--- DIRECTIONS ---
Find "Transcribe this image's" in the data below; transcribe the line it appears on and each line after it, exactly, to the end, and nothing else.

--- INPUT RECORDS ---
------------------------------

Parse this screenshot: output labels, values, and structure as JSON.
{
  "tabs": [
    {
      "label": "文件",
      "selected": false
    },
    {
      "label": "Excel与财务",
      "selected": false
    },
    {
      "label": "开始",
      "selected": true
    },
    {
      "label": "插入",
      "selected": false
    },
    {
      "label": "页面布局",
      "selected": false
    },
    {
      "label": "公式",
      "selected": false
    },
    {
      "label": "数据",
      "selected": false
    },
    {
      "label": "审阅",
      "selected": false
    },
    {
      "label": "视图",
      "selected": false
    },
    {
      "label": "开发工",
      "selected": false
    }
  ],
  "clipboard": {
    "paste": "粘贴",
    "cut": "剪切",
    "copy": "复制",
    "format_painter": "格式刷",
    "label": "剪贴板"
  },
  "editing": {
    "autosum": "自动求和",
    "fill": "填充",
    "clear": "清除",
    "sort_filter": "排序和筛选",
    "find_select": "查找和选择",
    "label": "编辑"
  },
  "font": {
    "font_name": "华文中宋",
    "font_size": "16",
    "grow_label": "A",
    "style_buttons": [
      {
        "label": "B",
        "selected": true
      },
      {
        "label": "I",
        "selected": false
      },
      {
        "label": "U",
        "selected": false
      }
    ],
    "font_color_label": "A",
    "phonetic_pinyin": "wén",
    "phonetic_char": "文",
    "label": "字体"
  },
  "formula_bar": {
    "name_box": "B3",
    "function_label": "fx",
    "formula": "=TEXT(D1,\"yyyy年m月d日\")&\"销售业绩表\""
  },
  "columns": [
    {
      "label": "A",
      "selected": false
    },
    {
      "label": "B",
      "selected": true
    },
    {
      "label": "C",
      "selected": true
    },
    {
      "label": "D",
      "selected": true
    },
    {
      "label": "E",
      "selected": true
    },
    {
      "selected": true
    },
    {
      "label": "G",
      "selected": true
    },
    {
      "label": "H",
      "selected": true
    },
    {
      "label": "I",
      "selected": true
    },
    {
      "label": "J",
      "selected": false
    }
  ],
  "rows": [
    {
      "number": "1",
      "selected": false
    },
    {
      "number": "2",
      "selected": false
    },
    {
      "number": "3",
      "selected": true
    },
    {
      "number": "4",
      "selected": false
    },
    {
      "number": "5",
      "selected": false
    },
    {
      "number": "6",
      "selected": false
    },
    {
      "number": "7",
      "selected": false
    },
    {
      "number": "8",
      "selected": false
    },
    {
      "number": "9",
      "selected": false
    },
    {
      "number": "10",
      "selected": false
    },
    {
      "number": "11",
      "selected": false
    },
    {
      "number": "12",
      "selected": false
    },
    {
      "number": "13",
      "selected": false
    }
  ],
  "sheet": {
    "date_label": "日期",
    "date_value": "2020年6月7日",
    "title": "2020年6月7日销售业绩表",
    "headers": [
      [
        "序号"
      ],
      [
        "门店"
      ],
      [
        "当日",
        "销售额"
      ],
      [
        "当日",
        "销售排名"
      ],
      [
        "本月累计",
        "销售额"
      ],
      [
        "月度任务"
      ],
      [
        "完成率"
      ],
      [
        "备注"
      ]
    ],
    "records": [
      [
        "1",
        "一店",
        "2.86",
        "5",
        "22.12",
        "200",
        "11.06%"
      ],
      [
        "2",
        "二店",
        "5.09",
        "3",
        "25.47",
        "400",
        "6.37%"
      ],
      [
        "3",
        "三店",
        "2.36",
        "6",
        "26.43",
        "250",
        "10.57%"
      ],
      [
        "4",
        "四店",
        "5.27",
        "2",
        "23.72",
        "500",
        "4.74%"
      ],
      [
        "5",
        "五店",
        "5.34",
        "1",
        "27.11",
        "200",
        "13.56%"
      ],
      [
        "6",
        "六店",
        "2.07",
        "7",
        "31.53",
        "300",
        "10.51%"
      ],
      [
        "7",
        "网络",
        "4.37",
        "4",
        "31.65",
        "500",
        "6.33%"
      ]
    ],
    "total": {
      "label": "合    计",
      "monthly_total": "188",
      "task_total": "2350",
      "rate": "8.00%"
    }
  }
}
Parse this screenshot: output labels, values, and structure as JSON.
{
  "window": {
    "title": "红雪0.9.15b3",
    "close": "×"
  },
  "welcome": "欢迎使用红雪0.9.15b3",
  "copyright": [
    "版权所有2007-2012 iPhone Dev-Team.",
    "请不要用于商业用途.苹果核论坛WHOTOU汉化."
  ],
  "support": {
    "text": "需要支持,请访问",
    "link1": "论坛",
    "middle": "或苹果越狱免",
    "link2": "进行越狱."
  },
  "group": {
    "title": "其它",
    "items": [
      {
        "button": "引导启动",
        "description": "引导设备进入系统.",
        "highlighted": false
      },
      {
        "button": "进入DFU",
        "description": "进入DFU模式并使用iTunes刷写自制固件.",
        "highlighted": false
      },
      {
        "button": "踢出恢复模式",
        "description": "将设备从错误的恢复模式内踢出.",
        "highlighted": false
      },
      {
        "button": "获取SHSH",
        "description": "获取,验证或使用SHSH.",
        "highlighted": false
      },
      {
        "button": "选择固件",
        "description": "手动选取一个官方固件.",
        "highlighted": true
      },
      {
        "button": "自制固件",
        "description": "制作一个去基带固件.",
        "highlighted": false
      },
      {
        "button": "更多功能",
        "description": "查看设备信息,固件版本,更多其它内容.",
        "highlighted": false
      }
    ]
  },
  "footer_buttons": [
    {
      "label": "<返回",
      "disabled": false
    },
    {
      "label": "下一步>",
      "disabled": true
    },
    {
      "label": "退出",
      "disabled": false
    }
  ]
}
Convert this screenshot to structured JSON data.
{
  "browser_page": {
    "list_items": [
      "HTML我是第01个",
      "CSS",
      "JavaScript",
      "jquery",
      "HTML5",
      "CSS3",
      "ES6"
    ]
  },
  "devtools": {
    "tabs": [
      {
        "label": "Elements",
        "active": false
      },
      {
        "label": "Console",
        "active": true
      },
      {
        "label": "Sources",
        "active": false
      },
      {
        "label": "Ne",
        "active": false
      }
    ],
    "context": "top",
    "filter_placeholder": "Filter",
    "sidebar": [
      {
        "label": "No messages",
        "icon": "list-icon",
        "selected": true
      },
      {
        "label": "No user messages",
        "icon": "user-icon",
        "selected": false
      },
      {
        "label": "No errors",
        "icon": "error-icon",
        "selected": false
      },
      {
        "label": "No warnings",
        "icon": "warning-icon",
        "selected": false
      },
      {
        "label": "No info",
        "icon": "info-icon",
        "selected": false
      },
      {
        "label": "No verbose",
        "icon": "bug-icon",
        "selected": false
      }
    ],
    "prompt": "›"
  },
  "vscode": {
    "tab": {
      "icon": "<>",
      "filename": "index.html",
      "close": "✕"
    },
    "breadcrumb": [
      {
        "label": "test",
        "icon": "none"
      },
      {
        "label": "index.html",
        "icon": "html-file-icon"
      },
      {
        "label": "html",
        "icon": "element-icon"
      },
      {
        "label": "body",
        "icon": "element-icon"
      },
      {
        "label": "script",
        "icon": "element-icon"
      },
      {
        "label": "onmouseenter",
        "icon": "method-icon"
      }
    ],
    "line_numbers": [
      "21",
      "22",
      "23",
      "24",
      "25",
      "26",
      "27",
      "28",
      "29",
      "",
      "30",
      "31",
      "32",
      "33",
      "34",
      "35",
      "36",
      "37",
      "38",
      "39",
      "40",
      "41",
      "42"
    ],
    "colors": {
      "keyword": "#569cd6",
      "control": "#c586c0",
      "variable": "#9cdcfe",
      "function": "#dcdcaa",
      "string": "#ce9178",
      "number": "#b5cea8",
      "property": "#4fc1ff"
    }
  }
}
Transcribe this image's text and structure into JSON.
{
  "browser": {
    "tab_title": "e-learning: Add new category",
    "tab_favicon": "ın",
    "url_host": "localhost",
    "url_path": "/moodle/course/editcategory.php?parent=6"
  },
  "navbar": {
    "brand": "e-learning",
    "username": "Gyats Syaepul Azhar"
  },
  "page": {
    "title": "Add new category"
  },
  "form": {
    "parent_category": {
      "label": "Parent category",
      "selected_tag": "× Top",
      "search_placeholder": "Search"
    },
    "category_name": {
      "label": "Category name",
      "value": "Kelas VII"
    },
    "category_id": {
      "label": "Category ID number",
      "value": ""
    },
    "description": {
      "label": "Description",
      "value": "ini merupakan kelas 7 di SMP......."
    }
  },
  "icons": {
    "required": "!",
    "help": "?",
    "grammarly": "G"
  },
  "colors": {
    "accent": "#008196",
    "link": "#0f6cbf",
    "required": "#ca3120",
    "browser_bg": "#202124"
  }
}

------------------------------

--- RESPONSE TO THIS EXERCISE ---
Transcribe this image's text and structure into JSON.
{
  "browser": {
    "tab_title": "e-learning: Add new category",
    "tab_favicon": "ın",
    "url_host": "localhost",
    "url_path": "/moodle/course/editcategory.php?parent=6"
  },
  "navbar": {
    "brand": "e-learning",
    "username": "Gyats Syaepul Azhar"
  },
  "page": {
    "title": "Add new category"
  },
  "form": {
    "parent_category": {
      "label": "Parent category",
      "selected_tag": "× Top",
      "search_placeholder": "Search"
    },
    "category_name": {
      "label": "Category name",
      "value": "Kelas VII"
    },
    "category_id": {
      "label": "Category ID number",
      "value": ""
    },
    "description": {
      "label": "Description",
      "value": "ini merupakan kelas 7 di SMP......."
    }
  },
  "icons": {
    "required": "!",
    "help": "?",
    "grammarly": "G"
  },
  "colors": {
    "accent": "#008196",
    "link": "#0f6cbf",
    "required": "#ca3120",
    "browser_bg": "#202124"
  }
}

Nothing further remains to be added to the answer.